━━ Material to process ━━
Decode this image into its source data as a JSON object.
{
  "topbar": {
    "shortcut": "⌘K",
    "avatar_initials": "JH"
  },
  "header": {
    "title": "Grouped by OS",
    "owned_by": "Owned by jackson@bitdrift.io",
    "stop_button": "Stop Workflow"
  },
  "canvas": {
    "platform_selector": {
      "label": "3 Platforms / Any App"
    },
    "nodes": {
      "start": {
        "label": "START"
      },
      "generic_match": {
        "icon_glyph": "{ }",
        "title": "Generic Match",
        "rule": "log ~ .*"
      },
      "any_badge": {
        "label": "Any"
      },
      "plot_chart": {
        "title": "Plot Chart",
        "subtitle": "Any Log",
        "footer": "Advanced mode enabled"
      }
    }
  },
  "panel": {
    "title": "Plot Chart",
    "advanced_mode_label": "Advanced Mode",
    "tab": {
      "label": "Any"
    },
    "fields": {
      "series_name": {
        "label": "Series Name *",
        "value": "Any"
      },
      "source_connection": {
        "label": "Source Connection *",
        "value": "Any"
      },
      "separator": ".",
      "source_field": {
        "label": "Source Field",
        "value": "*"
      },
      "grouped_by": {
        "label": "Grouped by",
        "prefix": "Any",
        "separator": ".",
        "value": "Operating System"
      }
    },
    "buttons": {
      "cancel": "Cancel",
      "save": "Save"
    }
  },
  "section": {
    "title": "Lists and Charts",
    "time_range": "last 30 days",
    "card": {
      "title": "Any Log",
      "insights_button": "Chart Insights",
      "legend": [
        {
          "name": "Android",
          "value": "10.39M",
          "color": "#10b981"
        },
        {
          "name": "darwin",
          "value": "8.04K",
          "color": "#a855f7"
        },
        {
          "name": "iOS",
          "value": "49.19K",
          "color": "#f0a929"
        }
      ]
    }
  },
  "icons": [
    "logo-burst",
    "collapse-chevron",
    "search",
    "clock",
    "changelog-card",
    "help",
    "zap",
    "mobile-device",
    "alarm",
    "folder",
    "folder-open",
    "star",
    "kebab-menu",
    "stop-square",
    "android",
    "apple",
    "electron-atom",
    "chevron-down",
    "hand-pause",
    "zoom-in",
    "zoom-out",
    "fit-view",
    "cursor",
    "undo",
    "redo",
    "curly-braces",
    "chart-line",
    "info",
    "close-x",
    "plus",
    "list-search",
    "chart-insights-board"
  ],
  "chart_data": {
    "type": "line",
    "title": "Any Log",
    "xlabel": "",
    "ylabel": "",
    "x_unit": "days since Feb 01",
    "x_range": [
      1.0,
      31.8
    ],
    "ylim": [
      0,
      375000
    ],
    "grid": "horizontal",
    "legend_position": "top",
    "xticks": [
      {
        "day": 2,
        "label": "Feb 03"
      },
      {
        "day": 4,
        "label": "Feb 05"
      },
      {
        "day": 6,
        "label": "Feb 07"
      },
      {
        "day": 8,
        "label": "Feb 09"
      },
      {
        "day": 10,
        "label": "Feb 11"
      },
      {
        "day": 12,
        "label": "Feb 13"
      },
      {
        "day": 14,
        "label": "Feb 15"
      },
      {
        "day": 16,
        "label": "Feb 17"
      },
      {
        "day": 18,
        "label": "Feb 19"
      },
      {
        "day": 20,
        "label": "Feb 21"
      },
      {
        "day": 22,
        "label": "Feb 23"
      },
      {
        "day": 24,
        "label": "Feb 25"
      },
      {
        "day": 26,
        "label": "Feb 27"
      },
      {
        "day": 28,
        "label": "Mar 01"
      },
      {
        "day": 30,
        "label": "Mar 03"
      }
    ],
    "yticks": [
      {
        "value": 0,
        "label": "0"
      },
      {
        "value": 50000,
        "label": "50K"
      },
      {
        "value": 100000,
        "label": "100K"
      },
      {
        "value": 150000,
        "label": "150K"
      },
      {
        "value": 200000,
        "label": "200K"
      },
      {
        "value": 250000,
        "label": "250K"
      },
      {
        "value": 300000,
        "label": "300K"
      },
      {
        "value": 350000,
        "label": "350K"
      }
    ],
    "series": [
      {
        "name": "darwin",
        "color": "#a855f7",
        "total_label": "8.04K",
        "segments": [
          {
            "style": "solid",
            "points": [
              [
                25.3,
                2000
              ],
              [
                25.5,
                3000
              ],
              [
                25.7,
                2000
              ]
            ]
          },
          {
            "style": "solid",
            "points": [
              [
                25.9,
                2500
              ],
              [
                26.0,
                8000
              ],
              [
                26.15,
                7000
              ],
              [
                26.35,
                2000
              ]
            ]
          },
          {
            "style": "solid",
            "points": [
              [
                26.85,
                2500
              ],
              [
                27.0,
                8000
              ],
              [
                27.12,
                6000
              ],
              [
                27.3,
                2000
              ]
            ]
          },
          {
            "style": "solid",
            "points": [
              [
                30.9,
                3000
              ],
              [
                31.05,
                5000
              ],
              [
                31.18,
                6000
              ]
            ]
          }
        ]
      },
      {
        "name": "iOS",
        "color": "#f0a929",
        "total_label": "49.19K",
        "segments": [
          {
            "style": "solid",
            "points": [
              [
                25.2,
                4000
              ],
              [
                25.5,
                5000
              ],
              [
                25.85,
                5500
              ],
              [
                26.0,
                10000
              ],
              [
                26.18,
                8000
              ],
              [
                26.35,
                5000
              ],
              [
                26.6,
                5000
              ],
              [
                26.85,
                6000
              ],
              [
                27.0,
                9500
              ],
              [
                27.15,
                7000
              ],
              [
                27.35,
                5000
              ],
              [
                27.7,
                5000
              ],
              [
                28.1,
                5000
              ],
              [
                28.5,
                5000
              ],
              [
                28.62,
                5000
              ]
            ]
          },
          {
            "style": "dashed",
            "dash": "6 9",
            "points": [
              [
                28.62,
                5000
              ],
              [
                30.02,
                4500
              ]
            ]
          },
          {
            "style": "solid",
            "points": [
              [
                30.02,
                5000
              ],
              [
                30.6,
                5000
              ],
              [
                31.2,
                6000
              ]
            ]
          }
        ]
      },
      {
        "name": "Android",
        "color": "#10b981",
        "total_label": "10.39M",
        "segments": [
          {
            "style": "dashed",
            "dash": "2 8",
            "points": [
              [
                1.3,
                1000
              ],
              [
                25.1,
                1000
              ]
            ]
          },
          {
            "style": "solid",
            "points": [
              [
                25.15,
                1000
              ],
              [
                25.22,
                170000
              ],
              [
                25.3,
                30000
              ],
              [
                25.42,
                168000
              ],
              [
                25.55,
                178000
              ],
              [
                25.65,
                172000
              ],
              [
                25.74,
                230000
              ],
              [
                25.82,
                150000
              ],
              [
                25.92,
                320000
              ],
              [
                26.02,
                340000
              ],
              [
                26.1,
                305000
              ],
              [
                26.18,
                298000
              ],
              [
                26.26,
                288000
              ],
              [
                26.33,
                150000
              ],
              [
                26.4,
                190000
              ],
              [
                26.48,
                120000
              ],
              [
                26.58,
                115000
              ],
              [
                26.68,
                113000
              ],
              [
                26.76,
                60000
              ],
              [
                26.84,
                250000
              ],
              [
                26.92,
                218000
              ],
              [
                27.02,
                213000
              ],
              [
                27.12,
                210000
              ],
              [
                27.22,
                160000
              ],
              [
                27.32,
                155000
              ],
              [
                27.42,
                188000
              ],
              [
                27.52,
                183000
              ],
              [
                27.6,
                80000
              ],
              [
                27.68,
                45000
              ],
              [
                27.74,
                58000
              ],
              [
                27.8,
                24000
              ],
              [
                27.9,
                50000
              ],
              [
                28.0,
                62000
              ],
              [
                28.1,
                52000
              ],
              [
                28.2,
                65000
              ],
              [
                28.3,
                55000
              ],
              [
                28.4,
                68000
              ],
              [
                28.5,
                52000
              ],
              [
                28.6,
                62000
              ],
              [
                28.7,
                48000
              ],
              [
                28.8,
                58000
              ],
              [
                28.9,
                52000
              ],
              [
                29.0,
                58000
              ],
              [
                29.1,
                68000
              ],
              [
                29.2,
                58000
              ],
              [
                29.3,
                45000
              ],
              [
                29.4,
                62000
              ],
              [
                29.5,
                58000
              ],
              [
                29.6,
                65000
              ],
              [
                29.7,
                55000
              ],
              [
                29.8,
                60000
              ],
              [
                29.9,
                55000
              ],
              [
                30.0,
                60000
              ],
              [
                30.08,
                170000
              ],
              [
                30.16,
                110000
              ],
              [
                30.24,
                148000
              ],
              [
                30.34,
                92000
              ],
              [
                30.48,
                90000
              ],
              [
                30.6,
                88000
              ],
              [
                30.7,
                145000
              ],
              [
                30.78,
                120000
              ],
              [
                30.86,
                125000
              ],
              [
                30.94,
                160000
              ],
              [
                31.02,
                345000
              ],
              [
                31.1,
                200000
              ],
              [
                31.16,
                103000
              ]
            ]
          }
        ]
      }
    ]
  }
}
━━━
- What to produce
From the data above, copy each line that holds "color".

- Answer
          "color": "#10b981"
          "color": "#a855f7"
          "color": "#f0a929"
        "color": "#a855f7",
        "color": "#f0a929",
        "color": "#10b981",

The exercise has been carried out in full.